■ **Problem statement**
Copy each line of the data below with the word "footnote".

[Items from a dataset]
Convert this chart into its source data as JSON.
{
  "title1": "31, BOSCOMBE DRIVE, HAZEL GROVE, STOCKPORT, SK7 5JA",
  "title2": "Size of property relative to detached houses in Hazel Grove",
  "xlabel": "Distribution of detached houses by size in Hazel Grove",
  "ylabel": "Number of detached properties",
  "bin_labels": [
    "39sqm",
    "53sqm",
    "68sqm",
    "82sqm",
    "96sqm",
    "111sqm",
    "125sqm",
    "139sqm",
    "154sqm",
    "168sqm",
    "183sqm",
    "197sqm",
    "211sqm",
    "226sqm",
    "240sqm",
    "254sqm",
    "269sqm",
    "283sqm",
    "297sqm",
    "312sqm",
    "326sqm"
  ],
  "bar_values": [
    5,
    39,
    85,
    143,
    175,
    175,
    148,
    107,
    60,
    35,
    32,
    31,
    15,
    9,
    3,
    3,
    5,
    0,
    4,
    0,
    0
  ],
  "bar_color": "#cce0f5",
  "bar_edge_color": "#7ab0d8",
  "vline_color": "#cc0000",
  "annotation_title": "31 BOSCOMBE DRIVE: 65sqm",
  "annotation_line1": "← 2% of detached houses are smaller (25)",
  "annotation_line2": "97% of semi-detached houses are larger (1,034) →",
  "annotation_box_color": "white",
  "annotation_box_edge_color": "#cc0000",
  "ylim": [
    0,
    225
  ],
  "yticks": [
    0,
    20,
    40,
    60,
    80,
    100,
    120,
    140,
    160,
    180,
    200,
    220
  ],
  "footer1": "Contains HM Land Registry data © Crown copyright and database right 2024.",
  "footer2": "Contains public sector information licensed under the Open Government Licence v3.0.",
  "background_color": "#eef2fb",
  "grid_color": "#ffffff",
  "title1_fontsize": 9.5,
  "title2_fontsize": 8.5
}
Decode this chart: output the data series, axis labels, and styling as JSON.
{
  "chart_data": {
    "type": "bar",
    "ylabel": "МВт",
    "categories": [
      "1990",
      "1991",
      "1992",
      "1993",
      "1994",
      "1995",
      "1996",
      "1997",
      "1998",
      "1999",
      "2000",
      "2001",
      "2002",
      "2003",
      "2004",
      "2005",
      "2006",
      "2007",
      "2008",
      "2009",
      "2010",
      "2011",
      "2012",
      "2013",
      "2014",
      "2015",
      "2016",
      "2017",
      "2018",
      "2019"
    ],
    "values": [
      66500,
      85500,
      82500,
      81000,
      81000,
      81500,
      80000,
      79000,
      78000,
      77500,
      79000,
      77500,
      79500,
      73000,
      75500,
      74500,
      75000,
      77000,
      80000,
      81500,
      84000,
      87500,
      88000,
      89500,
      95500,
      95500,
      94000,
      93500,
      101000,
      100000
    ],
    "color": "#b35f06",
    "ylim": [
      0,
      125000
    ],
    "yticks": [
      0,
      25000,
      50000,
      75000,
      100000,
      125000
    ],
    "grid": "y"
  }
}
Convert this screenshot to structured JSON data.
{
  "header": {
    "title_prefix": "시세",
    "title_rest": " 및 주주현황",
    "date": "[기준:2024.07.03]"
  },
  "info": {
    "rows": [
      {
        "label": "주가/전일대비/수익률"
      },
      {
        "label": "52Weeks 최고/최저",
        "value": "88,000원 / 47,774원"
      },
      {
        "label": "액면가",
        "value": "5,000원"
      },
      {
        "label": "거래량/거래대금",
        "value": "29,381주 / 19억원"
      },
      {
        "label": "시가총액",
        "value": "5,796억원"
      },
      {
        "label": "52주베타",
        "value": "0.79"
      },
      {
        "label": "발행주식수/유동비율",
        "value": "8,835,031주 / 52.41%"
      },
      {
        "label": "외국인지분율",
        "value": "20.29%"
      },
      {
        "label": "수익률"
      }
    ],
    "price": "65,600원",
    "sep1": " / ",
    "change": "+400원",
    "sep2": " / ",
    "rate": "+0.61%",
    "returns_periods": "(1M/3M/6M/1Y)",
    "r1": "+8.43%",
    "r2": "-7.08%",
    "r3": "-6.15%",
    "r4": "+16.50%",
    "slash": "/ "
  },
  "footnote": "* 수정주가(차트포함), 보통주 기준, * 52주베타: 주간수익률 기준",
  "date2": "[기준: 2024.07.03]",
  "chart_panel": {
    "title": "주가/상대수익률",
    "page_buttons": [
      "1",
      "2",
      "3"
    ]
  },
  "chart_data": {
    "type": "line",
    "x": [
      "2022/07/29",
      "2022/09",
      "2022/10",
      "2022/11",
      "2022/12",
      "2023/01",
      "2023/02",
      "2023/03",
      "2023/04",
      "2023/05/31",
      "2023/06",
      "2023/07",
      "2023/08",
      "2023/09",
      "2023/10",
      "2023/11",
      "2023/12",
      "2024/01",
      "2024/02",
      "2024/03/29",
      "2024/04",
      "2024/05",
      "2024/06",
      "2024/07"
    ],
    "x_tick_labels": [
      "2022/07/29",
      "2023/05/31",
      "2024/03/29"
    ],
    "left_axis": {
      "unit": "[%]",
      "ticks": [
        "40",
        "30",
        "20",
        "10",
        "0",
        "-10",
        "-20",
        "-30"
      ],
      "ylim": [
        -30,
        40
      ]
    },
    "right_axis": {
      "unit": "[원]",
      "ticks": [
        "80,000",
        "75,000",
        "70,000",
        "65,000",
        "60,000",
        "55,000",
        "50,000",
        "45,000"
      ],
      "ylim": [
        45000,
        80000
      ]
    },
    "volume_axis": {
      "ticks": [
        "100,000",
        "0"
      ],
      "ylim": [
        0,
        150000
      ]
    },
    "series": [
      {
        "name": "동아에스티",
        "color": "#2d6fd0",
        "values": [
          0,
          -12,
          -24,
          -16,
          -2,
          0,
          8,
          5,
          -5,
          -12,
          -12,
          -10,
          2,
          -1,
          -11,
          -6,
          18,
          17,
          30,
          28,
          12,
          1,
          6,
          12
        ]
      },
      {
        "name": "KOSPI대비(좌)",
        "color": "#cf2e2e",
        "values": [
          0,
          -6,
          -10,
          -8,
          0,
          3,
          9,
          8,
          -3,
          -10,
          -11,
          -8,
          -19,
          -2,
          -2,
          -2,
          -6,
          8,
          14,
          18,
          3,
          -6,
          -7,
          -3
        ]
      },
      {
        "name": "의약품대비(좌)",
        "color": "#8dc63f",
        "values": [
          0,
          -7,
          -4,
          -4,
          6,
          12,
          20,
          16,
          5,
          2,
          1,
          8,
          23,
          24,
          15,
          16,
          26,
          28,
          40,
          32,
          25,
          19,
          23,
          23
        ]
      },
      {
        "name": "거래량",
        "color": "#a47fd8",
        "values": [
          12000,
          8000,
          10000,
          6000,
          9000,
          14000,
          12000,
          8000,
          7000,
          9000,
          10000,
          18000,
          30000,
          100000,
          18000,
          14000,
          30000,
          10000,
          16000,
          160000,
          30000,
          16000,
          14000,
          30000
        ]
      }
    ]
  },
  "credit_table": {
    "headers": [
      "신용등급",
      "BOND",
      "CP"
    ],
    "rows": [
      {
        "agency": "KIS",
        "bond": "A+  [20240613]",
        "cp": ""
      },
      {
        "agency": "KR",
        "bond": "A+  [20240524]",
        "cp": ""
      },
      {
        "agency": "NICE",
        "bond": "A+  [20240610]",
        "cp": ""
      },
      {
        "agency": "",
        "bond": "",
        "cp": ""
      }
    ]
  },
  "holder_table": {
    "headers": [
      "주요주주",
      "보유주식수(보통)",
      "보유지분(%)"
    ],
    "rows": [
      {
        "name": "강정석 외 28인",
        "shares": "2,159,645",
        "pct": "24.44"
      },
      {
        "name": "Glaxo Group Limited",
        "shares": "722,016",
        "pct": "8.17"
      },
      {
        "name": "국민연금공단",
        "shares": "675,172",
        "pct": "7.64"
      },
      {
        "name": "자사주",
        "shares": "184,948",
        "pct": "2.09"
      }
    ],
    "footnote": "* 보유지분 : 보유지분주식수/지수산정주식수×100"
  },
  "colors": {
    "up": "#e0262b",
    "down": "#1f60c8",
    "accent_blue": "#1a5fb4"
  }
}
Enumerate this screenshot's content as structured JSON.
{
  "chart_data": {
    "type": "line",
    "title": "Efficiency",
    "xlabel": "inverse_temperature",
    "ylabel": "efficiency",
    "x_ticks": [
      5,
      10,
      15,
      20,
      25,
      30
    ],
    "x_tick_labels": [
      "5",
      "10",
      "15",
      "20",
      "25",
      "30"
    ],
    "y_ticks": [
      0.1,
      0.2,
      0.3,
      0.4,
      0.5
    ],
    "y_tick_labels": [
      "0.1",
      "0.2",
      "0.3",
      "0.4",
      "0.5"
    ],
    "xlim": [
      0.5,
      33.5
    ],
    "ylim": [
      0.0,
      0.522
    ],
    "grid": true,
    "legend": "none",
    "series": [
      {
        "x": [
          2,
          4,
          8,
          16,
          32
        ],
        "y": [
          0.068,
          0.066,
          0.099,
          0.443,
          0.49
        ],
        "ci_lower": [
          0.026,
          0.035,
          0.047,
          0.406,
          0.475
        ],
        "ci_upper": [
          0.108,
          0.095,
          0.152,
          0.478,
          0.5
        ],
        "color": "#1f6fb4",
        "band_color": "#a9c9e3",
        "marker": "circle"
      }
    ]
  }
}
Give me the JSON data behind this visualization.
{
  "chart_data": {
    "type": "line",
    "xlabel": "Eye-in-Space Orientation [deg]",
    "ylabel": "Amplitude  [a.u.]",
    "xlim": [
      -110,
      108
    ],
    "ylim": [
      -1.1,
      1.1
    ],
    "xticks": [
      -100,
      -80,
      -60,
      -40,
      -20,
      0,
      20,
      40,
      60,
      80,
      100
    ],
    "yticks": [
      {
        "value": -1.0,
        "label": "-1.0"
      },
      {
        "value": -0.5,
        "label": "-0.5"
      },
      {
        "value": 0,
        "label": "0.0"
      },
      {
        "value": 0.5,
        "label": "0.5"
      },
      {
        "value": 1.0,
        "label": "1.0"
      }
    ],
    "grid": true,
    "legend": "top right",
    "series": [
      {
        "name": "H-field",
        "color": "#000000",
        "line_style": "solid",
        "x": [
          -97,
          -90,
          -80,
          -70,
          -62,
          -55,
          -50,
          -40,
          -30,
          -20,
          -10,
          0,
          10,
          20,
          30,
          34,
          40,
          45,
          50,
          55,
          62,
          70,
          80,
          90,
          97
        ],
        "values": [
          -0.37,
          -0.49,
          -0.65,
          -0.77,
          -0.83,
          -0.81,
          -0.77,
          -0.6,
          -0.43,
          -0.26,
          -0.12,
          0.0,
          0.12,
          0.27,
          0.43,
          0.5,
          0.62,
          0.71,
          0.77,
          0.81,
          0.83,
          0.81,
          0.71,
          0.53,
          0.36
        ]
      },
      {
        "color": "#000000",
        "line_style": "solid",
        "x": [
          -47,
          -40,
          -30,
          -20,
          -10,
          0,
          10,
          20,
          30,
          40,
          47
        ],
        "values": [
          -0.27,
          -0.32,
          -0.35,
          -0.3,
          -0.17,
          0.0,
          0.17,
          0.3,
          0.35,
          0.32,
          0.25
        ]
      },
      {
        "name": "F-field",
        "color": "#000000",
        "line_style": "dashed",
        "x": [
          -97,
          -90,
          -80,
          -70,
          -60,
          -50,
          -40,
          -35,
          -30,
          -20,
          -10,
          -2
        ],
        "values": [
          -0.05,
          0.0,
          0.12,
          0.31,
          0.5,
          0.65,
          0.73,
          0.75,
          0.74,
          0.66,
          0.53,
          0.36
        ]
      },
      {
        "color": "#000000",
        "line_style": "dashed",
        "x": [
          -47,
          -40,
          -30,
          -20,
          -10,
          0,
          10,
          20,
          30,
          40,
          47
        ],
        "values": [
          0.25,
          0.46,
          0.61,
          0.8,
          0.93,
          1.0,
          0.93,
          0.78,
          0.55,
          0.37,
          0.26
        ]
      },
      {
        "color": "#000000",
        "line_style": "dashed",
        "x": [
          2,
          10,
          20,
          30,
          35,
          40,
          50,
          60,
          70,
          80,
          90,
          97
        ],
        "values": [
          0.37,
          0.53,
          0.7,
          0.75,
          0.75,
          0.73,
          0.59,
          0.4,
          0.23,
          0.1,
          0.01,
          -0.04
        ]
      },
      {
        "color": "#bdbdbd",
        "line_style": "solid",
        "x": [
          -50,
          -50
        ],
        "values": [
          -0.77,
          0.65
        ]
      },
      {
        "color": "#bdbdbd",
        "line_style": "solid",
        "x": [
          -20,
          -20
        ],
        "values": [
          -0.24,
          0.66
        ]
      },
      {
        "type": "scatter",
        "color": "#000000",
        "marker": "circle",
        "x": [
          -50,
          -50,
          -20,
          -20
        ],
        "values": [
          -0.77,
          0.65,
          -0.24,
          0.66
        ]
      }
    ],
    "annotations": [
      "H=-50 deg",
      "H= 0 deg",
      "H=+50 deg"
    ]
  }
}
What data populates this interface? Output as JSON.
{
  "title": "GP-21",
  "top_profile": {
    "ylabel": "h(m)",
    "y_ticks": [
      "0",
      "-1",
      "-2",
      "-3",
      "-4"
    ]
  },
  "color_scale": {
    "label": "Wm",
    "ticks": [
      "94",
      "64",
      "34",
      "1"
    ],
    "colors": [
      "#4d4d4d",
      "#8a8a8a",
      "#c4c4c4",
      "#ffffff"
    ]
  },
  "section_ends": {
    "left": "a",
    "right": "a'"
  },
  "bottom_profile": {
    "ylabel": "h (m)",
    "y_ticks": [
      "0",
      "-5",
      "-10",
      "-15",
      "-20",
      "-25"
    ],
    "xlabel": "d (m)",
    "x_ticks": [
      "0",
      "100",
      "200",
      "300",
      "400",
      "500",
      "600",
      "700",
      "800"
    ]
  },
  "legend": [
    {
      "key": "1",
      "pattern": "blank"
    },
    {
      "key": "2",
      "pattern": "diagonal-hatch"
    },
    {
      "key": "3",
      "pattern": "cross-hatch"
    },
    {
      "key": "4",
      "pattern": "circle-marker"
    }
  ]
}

■ **The completed task**
  "footnote": "* 수정주가(차트포함), 보통주 기준, * 52주베타: 주간수익률 기준",
    "footnote": "* 보유지분 : 보유지분주식수/지수산정주식수×100"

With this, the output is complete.